(Element and coordinate records)

........

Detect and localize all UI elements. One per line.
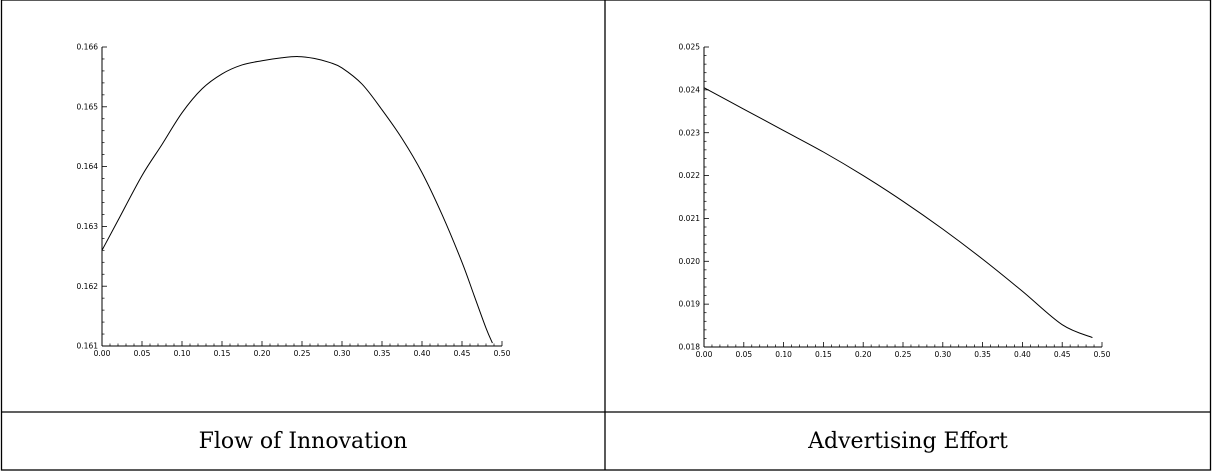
x-tick-label: 0.45	[454, 349, 471, 358]
x-tick-label: 0.20	[855, 350, 872, 359]
right-caption: Advertising Effort	[807, 429, 1008, 454]
x-tick-label: 0.00	[94, 349, 111, 358]
y-tick-label: 0.162	[77, 282, 99, 291]
x-tick-label: 0.25	[895, 350, 912, 359]
x-tick-label: 0.10	[775, 350, 792, 359]
innovation-chart: 0.00 0.05 0.10 0.15 0.20 0.25 0.30 0.35 0.40 0.45…	[77, 43, 511, 358]
y-tick-label: 0.024	[679, 85, 701, 94]
y-tick-label: 0.164	[77, 162, 99, 171]
x-tick-label: 0.15	[214, 349, 231, 358]
x-tick-label: 0.00	[696, 350, 713, 359]
y-tick-label: 0.018	[679, 343, 701, 352]
y-tick-label: 0.019	[679, 300, 701, 309]
series-line	[703, 87, 1093, 339]
series-line	[101, 56, 493, 344]
x-tick-label: 0.35	[974, 350, 991, 359]
x-tick-label: 0.20	[254, 349, 271, 358]
y-tick-label: 0.165	[77, 102, 99, 111]
y-tick-label: 0.161	[77, 342, 99, 351]
y-tick-label: 0.166	[77, 43, 99, 52]
x-tick-label: 0.25	[294, 349, 311, 358]
y-tick-label: 0.163	[77, 222, 99, 231]
x-tick-label: 0.40	[1014, 350, 1031, 359]
y-tick-label: 0.022	[679, 171, 701, 180]
x-tick-label: 0.35	[374, 349, 391, 358]
x-tick-label: 0.50	[494, 349, 511, 358]
y-tick-label: 0.020	[679, 257, 701, 266]
x-tick-label: 0.40	[414, 349, 431, 358]
x-tick-label: 0.45	[1054, 350, 1071, 359]
x-tick-label: 0.30	[934, 350, 951, 359]
y-tick-label: 0.025	[679, 43, 701, 52]
y-tick-label: 0.021	[679, 214, 701, 223]
x-tick-label: 0.30	[334, 349, 351, 358]
x-tick-label: 0.50	[1094, 350, 1111, 359]
x-tick-label: 0.05	[134, 349, 151, 358]
x-tick-label: 0.10	[174, 349, 191, 358]
x-tick-label: 0.15	[815, 350, 832, 359]
left-caption: Flow of Innovation	[199, 429, 408, 454]
y-tick-label: 0.023	[679, 128, 701, 137]
x-tick-label: 0.05	[735, 350, 752, 359]
advertising-chart: 0.00 0.05 0.10 0.15 0.20 0.25 0.30 0.35 0.40 0.45…	[679, 43, 1111, 359]
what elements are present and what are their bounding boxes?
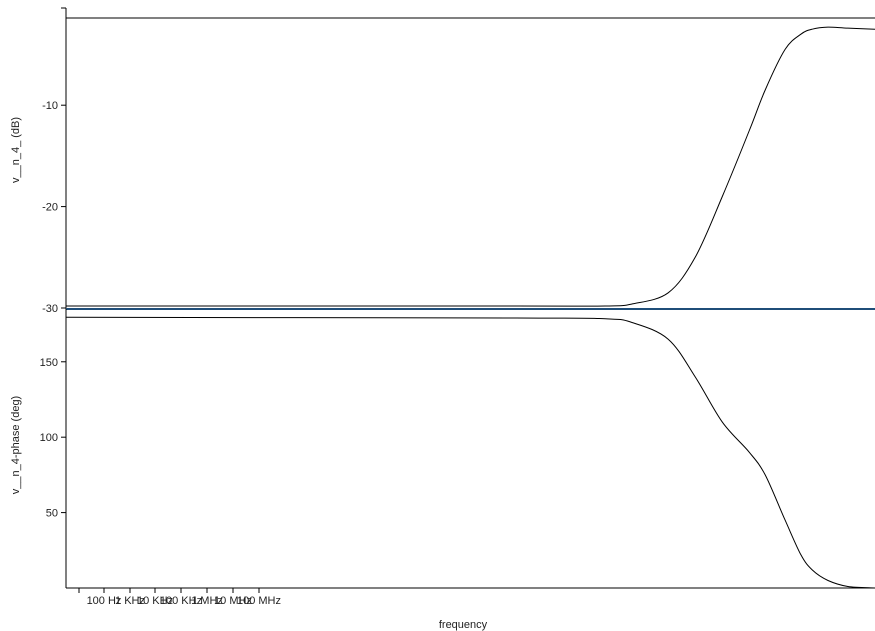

........

** What is required **
Copy out the entries verbatim, from the line containing "349, 471, 358]" through the line containing "43, 99, 52]", inclusive.

** The result **
x-tick-label: 0.45	[454, 349, 471, 358]
x-tick-label: 0.20	[855, 350, 872, 359]
right-caption: Advertising Effort	[807, 429, 1008, 454]
x-tick-label: 0.00	[94, 349, 111, 358]
y-tick-label: 0.162	[77, 282, 99, 291]
x-tick-label: 0.25	[895, 350, 912, 359]
x-tick-label: 0.10	[775, 350, 792, 359]
innovation-chart: 0.00 0.05 0.10 0.15 0.20 0.25 0.30 0.35 0.40 0.45…	[77, 43, 511, 358]
y-tick-label: 0.024	[679, 85, 701, 94]
y-tick-label: 0.164	[77, 162, 99, 171]
x-tick-label: 0.15	[214, 349, 231, 358]
x-tick-label: 0.00	[696, 350, 713, 359]
y-tick-label: 0.018	[679, 343, 701, 352]
y-tick-label: 0.019	[679, 300, 701, 309]
series-line	[703, 87, 1093, 339]
series-line	[101, 56, 493, 344]
x-tick-label: 0.35	[974, 350, 991, 359]
x-tick-label: 0.20	[254, 349, 271, 358]
y-tick-label: 0.165	[77, 102, 99, 111]
y-tick-label: 0.161	[77, 342, 99, 351]
y-tick-label: 0.166	[77, 43, 99, 52]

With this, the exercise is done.